_TASK DESCRIPTION_. All the data below goes into the copy word for word, but the pictures don't.

(Stored data)
=======

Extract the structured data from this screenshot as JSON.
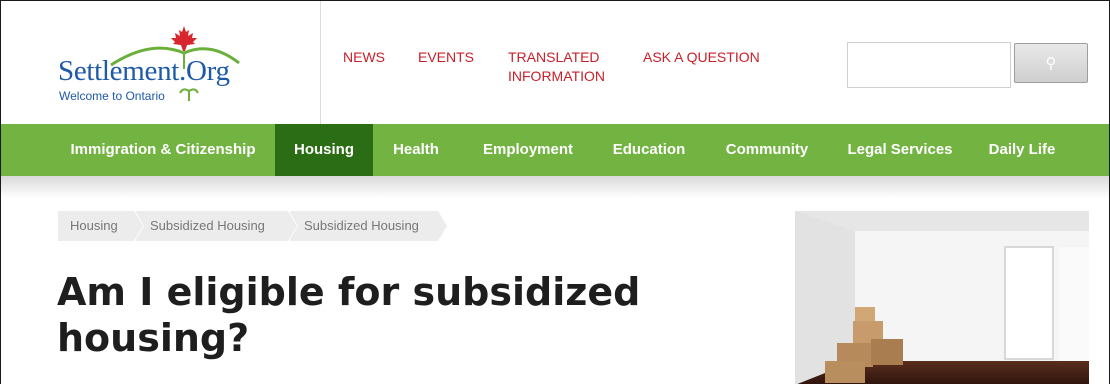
{
  "logo": {
    "name": "Settlement.Org",
    "tagline": "Welcome to Ontario"
  },
  "topnav": {
    "items": [
      "NEWS",
      "EVENTS",
      "TRANSLATED INFORMATION",
      "ASK A QUESTION"
    ]
  },
  "search": {
    "value": "",
    "button_icon": "search-icon"
  },
  "mainnav": {
    "items": [
      "Immigration & Citizenship",
      "Housing",
      "Health",
      "Employment",
      "Education",
      "Community",
      "Legal Services",
      "Daily Life"
    ],
    "active": "Housing"
  },
  "breadcrumb": [
    "Housing",
    "Subsidized Housing",
    "Subsidized Housing"
  ],
  "page": {
    "title": "Am I eligible for subsidized housing?"
  },
  "colors": {
    "nav_green": "#72b342",
    "nav_active": "#2a6d14",
    "link_red": "#c8202a",
    "logo_blue": "#1f5aa8",
    "leaf_red": "#d7262e"
  }
}
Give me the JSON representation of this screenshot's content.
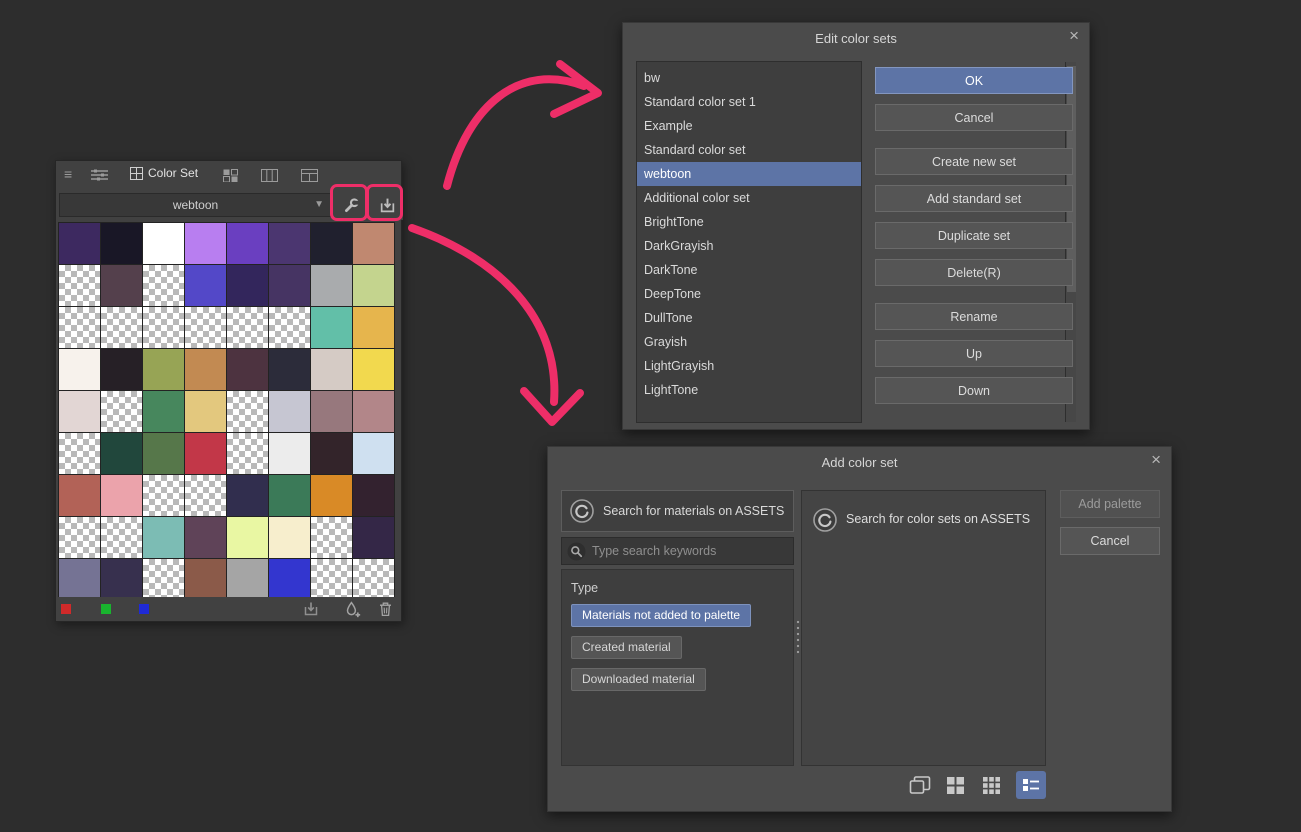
{
  "colors": {
    "accent_blue": "#5d74a6",
    "highlight_pink": "#ee2e68",
    "background": "#2d2d2d"
  },
  "icons": {
    "close": "×",
    "menu": "≡",
    "chevron_down": "▼"
  },
  "palette_panel": {
    "tab_label": "Color Set",
    "dropdown_value": "webtoon",
    "swatches": [
      "#3d2960",
      "#191726",
      "#ffffff",
      "#b87ef0",
      "#6a3fc0",
      "#4b3670",
      "#20202e",
      "#c08870",
      "checker",
      "#54404c",
      "checker",
      "#5348c8",
      "#33265c",
      "#463463",
      "#a9abad",
      "#c4d48e",
      "checker",
      "checker",
      "checker",
      "checker",
      "checker",
      "checker",
      "#62bfa8",
      "#e6b54d",
      "#f7f2ec",
      "#262026",
      "#97a455",
      "#c28a52",
      "#4d3340",
      "#2c2c3a",
      "#d5cbc5",
      "#f2d94e",
      "#e2d6d4",
      "checker",
      "#47875d",
      "#e3c87e",
      "checker",
      "#c6c6d2",
      "#97787d",
      "#b28689",
      "checker",
      "#21473c",
      "#56774a",
      "#c23748",
      "checker",
      "#ececec",
      "#33242a",
      "#cfe0f0",
      "#b26257",
      "#eba3ab",
      "checker",
      "checker",
      "#312e4e",
      "#3b7a58",
      "#d98a26",
      "#33222f",
      "checker",
      "checker",
      "#7cbcb4",
      "#5f4358",
      "#e9f7a3",
      "#f7eecd",
      "checker",
      "#342747",
      "#757394",
      "#37304e",
      "checker",
      "#8b5a49",
      "#a5a5a5",
      "#3336cf",
      "checker",
      "checker"
    ]
  },
  "edit_dialog": {
    "title": "Edit color sets",
    "selected_item": "webtoon",
    "items": [
      "bw",
      "Standard color set 1",
      "Example",
      "Standard color set",
      "webtoon",
      "Additional color set",
      "BrightTone",
      "DarkGrayish",
      "DarkTone",
      "DeepTone",
      "DullTone",
      "Grayish",
      "LightGrayish",
      "LightTone"
    ],
    "buttons": [
      {
        "label": "OK",
        "name": "ok-button",
        "primary": true
      },
      {
        "label": "Cancel",
        "name": "cancel-button"
      },
      {
        "label": "Create new set",
        "name": "create-new-set-button",
        "gap": true
      },
      {
        "label": "Add standard set",
        "name": "add-standard-set-button"
      },
      {
        "label": "Duplicate set",
        "name": "duplicate-set-button"
      },
      {
        "label": "Delete(R)",
        "name": "delete-set-button"
      },
      {
        "label": "Rename",
        "name": "rename-button",
        "gap": true
      },
      {
        "label": "Up",
        "name": "up-button"
      },
      {
        "label": "Down",
        "name": "down-button"
      }
    ]
  },
  "add_dialog": {
    "title": "Add color set",
    "assets_search_label": "Search for materials on ASSETS",
    "search_placeholder": "Type search keywords",
    "type_label": "Type",
    "filters": [
      "Materials not added to palette",
      "Created material",
      "Downloaded material"
    ],
    "selected_filter": "Materials not added to palette",
    "right_panel_label": "Search for color sets on ASSETS",
    "add_palette_label": "Add palette",
    "cancel_label": "Cancel"
  }
}
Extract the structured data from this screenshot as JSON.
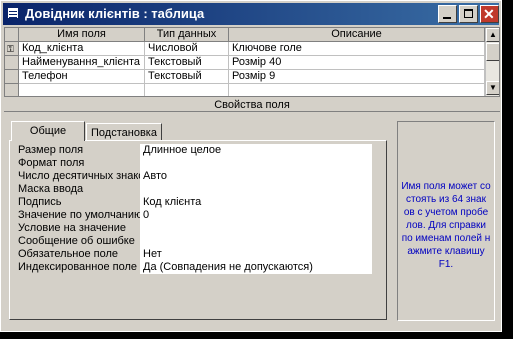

=======

_EXERCISE RESULT_.
Extract the structured data from this screenshot as JSON.
{
  "logo": {
    "name": "Settlement.Org",
    "tagline": "Welcome to Ontario"
  },
  "topnav": {
    "items": [
      "NEWS",
      "EVENTS",
      "TRANSLATED INFORMATION",
      "ASK A QUESTION"
    ]
  },
  "search": {
    "value": "",
    "button_icon": "search-icon"
  },
  "mainnav": {
    "items": [
      "Immigration & Citizenship",
      "Housing",
      "Health",
      "Employment",
      "Education",
      "Community",
      "Legal Services",
      "Daily Life"
    ],
    "active": "Housing"
  },
  "breadcrumb": [
    "Housing",
    "Subsidized Housing",
    "Subsidized Housing"
  ],
  "page": {
    "title": "Am I eligible for subsidized housing?"
  },
  "colors": {
    "nav_green": "#72b342",
    "nav_active": "#2a6d14",
    "link_red": "#c8202a",
    "logo_blue": "#1f5aa8",
    "leaf_red": "#d7262e"
  }
}
Give me the JSON representation of this screenshot's content.
{
  "colors": {
    "accent_blue": "#5d74a6",
    "highlight_pink": "#ee2e68",
    "background": "#2d2d2d"
  },
  "icons": {
    "close": "×",
    "menu": "≡",
    "chevron_down": "▼"
  },
  "palette_panel": {
    "tab_label": "Color Set",
    "dropdown_value": "webtoon",
    "swatches": [
      "#3d2960",
      "#191726",
      "#ffffff",
      "#b87ef0",
      "#6a3fc0",
      "#4b3670",
      "#20202e",
      "#c08870",
      "checker",
      "#54404c",
      "checker",
      "#5348c8",
      "#33265c",
      "#463463",
      "#a9abad",
      "#c4d48e",
      "checker",
      "checker",
      "checker",
      "checker",
      "checker",
      "checker",
      "#62bfa8",
      "#e6b54d",
      "#f7f2ec",
      "#262026",
      "#97a455",
      "#c28a52",
      "#4d3340",
      "#2c2c3a",
      "#d5cbc5",
      "#f2d94e",
      "#e2d6d4",
      "checker",
      "#47875d",
      "#e3c87e",
      "checker",
      "#c6c6d2",
      "#97787d",
      "#b28689",
      "checker",
      "#21473c",
      "#56774a",
      "#c23748",
      "checker",
      "#ececec",
      "#33242a",
      "#cfe0f0",
      "#b26257",
      "#eba3ab",
      "checker",
      "checker",
      "#312e4e",
      "#3b7a58",
      "#d98a26",
      "#33222f",
      "checker",
      "checker",
      "#7cbcb4",
      "#5f4358",
      "#e9f7a3",
      "#f7eecd",
      "checker",
      "#342747",
      "#757394",
      "#37304e",
      "checker",
      "#8b5a49",
      "#a5a5a5",
      "#3336cf",
      "checker",
      "checker"
    ]
  },
  "edit_dialog": {
    "title": "Edit color sets",
    "selected_item": "webtoon",
    "items": [
      "bw",
      "Standard color set 1",
      "Example",
      "Standard color set",
      "webtoon",
      "Additional color set",
      "BrightTone",
      "DarkGrayish",
      "DarkTone",
      "DeepTone",
      "DullTone",
      "Grayish",
      "LightGrayish",
      "LightTone"
    ],
    "buttons": [
      {
        "label": "OK",
        "name": "ok-button",
        "primary": true
      },
      {
        "label": "Cancel",
        "name": "cancel-button"
      },
      {
        "label": "Create new set",
        "name": "create-new-set-button",
        "gap": true
      },
      {
        "label": "Add standard set",
        "name": "add-standard-set-button"
      },
      {
        "label": "Duplicate set",
        "name": "duplicate-set-button"
      },
      {
        "label": "Delete(R)",
        "name": "delete-set-button"
      },
      {
        "label": "Rename",
        "name": "rename-button",
        "gap": true
      },
      {
        "label": "Up",
        "name": "up-button"
      },
      {
        "label": "Down",
        "name": "down-button"
      }
    ]
  },
  "add_dialog": {
    "title": "Add color set",
    "assets_search_label": "Search for materials on ASSETS",
    "search_placeholder": "Type search keywords",
    "type_label": "Type",
    "filters": [
      "Materials not added to palette",
      "Created material",
      "Downloaded material"
    ],
    "selected_filter": "Materials not added to palette",
    "right_panel_label": "Search for color sets on ASSETS",
    "add_palette_label": "Add palette",
    "cancel_label": "Cancel"
  }
}
Extract the structured data from this screenshot as JSON.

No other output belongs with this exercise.